(Data to use)
= = = = = = =

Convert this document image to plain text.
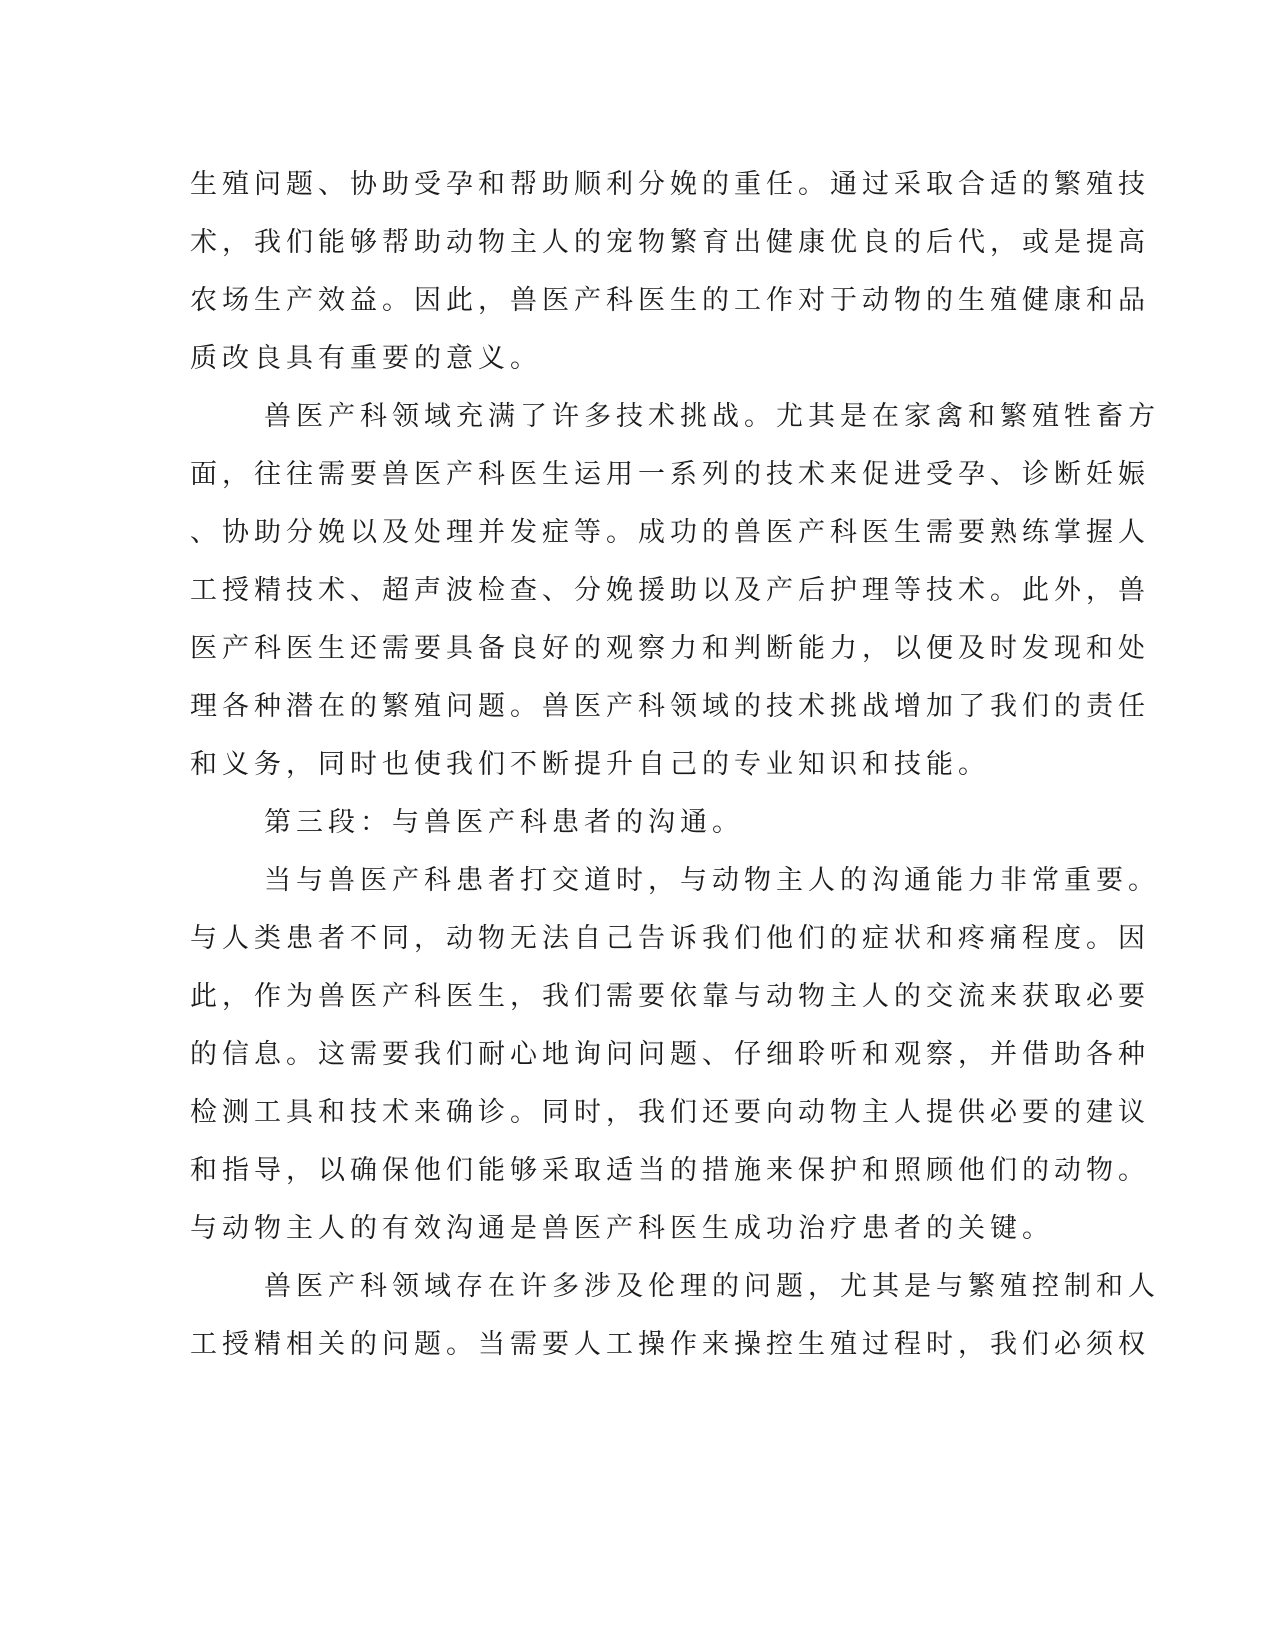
生殖问题、协助受孕和帮助顺利分娩的重任。通过采取合适的繁殖技
术，我们能够帮助动物主人的宠物繁育出健康优良的后代，或是提高
农场生产效益。因此，兽医产科医生的工作对于动物的生殖健康和品
质改良具有重要的意义。
兽医产科领域充满了许多技术挑战。尤其是在家禽和繁殖牲畜方
面，往往需要兽医产科医生运用一系列的技术来促进受孕、诊断妊娠
、协助分娩以及处理并发症等。成功的兽医产科医生需要熟练掌握人
工授精技术、超声波检查、分娩援助以及产后护理等技术。此外，兽
医产科医生还需要具备良好的观察力和判断能力，以便及时发现和处
理各种潜在的繁殖问题。兽医产科领域的技术挑战增加了我们的责任
和义务，同时也使我们不断提升自己的专业知识和技能。
第三段：与兽医产科患者的沟通。
当与兽医产科患者打交道时，与动物主人的沟通能力非常重要。
与人类患者不同，动物无法自己告诉我们他们的症状和疼痛程度。因
此，作为兽医产科医生，我们需要依靠与动物主人的交流来获取必要
的信息。这需要我们耐心地询问问题、仔细聆听和观察，并借助各种
检测工具和技术来确诊。同时，我们还要向动物主人提供必要的建议
和指导，以确保他们能够采取适当的措施来保护和照顾他们的动物。
与动物主人的有效沟通是兽医产科医生成功治疗患者的关键。
兽医产科领域存在许多涉及伦理的问题，尤其是与繁殖控制和人
工授精相关的问题。当需要人工操作来操控生殖过程时，我们必须权
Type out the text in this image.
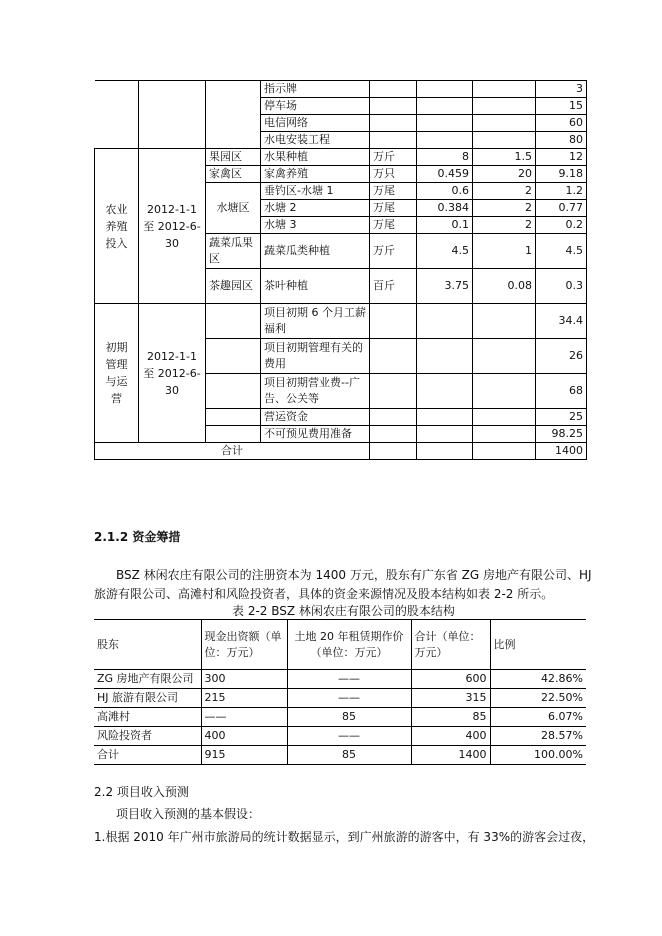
			指示牌				3
			停车场				15
			电信网络				60
			水电安装工程				80
农业养殖投入	2012-1-1 至 2012-6-30	果园区	水果种植	万斤	8	1.5	12
		家禽区	家禽养殖	万只	0.459	20	9.18
		水塘区	垂钓区-水塘 1	万尾	0.6	2	1.2
			水塘 2	万尾	0.384	2	0.77
			水塘 3	万尾	0.1	2	0.2
		蔬菜瓜果区	蔬菜瓜类种植	万斤	4.5	1	4.5
		茶趣园区	茶叶种植	百斤	3.75	0.08	0.3
初期管理与运营	2012-1-1 至 2012-6-30		项目初期 6 个月工薪福利				34.4
			项目初期管理有关的费用				26
			项目初期营业费--广告、公关等				68
			营运资金				25
			不可预见费用准备				98.25
合计							1400
2.1.2 资金筹措
BSZ 林闲农庄有限公司的注册资本为 1400 万元，股东有广东省 ZG 房地产有限公司、HJ
旅游有限公司、高滩村和风险投资者，具体的资金来源情况及股本结构如表 2-2 所示。
表 2-2 BSZ 林闲农庄有限公司的股本结构
股东	现金出资额（单位：万元）	土地 20 年租赁期作价（单位：万元）	合计（单位：万元）	比例
ZG 房地产有限公司	300	——	600	42.86%
HJ 旅游有限公司	215	——	315	22.50%
高滩村	——	85	85	6.07%
风险投资者	400	——	400	28.57%
合计	915	85	1400	100.00%
2.2 项目收入预测
项目收入预测的基本假设：
1.根据 2010 年广州市旅游局的统计数据显示，到广州旅游的游客中，有 33%的游客会过夜，
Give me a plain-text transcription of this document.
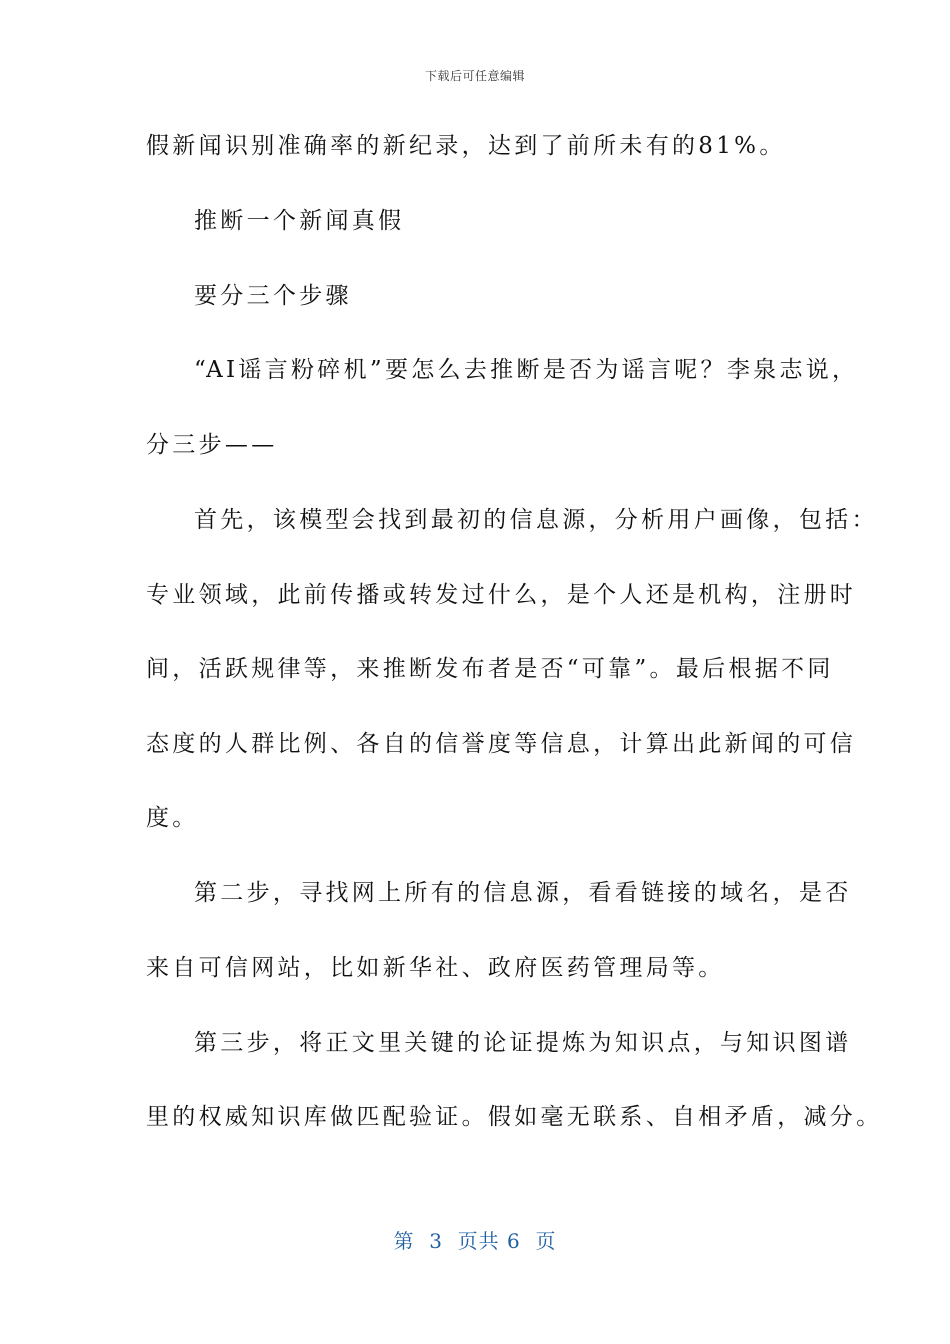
下载后可任意编辑
假新闻识别准确率的新纪录，达到了前所未有的81%。
推断一个新闻真假
要分三个步骤
“AI谣言粉碎机”要怎么去推断是否为谣言呢？李泉志说，
分三步——
首先，该模型会找到最初的信息源，分析用户画像，包括：
专业领域，此前传播或转发过什么，是个人还是机构，注册时
间，活跃规律等，来推断发布者是否“可靠”。最后根据不同
态度的人群比例、各自的信誉度等信息，计算出此新闻的可信
度。
第二步，寻找网上所有的信息源，看看链接的域名，是否
来自可信网站，比如新华社、政府医药管理局等。
第三步，将正文里关键的论证提炼为知识点，与知识图谱
里的权威知识库做匹配验证。假如毫无联系、自相矛盾，减分。
第  3  页共 6  页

= = = = = = =

Using the data above, say how many lines include "plain". No other reply is needed.

2